▶ **Work to be completed**: Going through the material below, please gather all lines with the word "Новенькое" in them.
▽
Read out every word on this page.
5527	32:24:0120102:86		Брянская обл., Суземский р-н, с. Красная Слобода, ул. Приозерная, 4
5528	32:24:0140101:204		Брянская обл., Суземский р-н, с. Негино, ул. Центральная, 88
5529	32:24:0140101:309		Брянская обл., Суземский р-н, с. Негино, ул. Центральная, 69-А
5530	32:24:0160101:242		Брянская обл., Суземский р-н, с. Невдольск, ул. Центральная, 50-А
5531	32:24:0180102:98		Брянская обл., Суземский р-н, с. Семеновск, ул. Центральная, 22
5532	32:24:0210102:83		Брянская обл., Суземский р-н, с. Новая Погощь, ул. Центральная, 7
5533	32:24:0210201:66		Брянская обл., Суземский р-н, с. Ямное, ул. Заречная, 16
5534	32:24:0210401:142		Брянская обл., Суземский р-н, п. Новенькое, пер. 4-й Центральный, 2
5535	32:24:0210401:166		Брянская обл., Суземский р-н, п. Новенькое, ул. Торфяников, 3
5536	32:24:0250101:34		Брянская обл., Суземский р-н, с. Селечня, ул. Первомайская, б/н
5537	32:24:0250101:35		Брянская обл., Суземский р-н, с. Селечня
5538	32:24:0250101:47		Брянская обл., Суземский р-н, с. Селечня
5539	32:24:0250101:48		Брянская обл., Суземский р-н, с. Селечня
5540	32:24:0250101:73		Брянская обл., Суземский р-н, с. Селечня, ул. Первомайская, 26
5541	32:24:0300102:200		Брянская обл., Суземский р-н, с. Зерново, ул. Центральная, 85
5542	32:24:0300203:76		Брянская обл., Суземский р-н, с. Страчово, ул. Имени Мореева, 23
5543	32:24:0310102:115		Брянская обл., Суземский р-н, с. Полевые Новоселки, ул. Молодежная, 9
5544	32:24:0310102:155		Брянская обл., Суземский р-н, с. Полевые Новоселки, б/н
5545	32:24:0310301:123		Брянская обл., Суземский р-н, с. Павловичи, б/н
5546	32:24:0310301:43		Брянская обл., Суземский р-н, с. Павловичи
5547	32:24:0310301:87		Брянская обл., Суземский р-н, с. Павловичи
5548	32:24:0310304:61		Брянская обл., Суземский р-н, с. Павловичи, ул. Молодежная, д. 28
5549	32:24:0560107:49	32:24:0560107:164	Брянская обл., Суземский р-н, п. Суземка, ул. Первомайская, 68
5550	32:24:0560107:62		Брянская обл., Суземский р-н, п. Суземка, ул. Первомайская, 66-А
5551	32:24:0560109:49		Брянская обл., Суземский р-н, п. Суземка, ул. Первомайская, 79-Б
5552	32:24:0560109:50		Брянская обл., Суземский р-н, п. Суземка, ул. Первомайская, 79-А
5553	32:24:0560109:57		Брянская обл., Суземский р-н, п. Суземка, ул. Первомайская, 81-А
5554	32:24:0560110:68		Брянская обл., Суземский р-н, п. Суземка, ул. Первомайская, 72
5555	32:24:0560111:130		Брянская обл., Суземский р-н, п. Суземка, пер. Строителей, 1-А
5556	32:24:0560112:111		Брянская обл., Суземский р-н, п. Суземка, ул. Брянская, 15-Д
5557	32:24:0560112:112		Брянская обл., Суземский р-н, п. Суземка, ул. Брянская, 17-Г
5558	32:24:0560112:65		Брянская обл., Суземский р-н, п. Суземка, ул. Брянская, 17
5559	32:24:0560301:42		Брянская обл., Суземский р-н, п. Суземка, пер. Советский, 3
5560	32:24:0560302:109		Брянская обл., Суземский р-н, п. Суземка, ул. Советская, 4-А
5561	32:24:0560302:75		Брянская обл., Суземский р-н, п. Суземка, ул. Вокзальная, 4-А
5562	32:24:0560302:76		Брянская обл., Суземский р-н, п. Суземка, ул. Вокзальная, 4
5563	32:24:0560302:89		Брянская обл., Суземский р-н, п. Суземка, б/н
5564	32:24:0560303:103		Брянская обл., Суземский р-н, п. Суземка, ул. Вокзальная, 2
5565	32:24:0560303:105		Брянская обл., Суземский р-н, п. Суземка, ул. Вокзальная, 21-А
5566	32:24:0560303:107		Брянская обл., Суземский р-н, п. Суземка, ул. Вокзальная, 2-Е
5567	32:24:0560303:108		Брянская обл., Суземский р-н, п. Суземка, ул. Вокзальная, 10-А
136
△
▶ **Final result**:
5534	32:24:0210401:142		Брянская обл., Суземский р-н, п. Новенькое, пер. 4-й Центральный, 2
5535	32:24:0210401:166		Брянская обл., Суземский р-н, п. Новенькое, ул. Торфяников, 3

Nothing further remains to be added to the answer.